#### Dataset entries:
-.-.-

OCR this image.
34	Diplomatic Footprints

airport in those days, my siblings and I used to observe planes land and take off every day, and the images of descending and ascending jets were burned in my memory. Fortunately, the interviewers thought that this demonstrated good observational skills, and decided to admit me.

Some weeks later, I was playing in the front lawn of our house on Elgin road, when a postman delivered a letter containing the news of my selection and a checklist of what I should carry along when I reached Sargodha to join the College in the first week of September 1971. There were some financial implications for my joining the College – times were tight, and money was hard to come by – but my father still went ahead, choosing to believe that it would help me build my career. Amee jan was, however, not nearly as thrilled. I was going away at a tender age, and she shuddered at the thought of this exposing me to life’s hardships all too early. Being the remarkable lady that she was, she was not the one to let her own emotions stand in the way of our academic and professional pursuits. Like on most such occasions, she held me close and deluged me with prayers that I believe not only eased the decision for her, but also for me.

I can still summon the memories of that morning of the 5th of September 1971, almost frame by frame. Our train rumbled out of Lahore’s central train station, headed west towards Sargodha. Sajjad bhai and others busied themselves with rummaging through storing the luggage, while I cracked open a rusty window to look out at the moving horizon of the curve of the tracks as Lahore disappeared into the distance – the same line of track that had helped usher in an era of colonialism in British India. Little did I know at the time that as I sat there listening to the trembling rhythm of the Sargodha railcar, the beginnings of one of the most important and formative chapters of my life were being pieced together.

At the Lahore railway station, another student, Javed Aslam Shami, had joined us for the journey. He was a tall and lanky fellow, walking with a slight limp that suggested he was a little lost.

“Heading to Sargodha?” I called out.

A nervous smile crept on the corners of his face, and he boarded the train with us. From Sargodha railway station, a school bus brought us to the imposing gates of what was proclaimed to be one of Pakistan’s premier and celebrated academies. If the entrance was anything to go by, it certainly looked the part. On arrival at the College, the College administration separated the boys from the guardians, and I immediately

-.-.-

#### Work instructions:
Retype the whole listing, matching it exactly.

#### Result of the task:
OCR this image.
34	Diplomatic Footprints

airport in those days, my siblings and I used to observe planes land and take off every day, and the images of descending and ascending jets were burned in my memory. Fortunately, the interviewers thought that this demonstrated good observational skills, and decided to admit me.

Some weeks later, I was playing in the front lawn of our house on Elgin road, when a postman delivered a letter containing the news of my selection and a checklist of what I should carry along when I reached Sargodha to join the College in the first week of September 1971. There were some financial implications for my joining the College – times were tight, and money was hard to come by – but my father still went ahead, choosing to believe that it would help me build my career. Amee jan was, however, not nearly as thrilled. I was going away at a tender age, and she shuddered at the thought of this exposing me to life’s hardships all too early. Being the remarkable lady that she was, she was not the one to let her own emotions stand in the way of our academic and professional pursuits. Like on most such occasions, she held me close and deluged me with prayers that I believe not only eased the decision for her, but also for me.

I can still summon the memories of that morning of the 5th of September 1971, almost frame by frame. Our train rumbled out of Lahore’s central train station, headed west towards Sargodha. Sajjad bhai and others busied themselves with rummaging through storing the luggage, while I cracked open a rusty window to look out at the moving horizon of the curve of the tracks as Lahore disappeared into the distance – the same line of track that had helped usher in an era of colonialism in British India. Little did I know at the time that as I sat there listening to the trembling rhythm of the Sargodha railcar, the beginnings of one of the most important and formative chapters of my life were being pieced together.

At the Lahore railway station, another student, Javed Aslam Shami, had joined us for the journey. He was a tall and lanky fellow, walking with a slight limp that suggested he was a little lost.

“Heading to Sargodha?” I called out.

A nervous smile crept on the corners of his face, and he boarded the train with us. From Sargodha railway station, a school bus brought us to the imposing gates of what was proclaimed to be one of Pakistan’s premier and celebrated academies. If the entrance was anything to go by, it certainly looked the part. On arrival at the College, the College administration separated the boys from the guardians, and I immediately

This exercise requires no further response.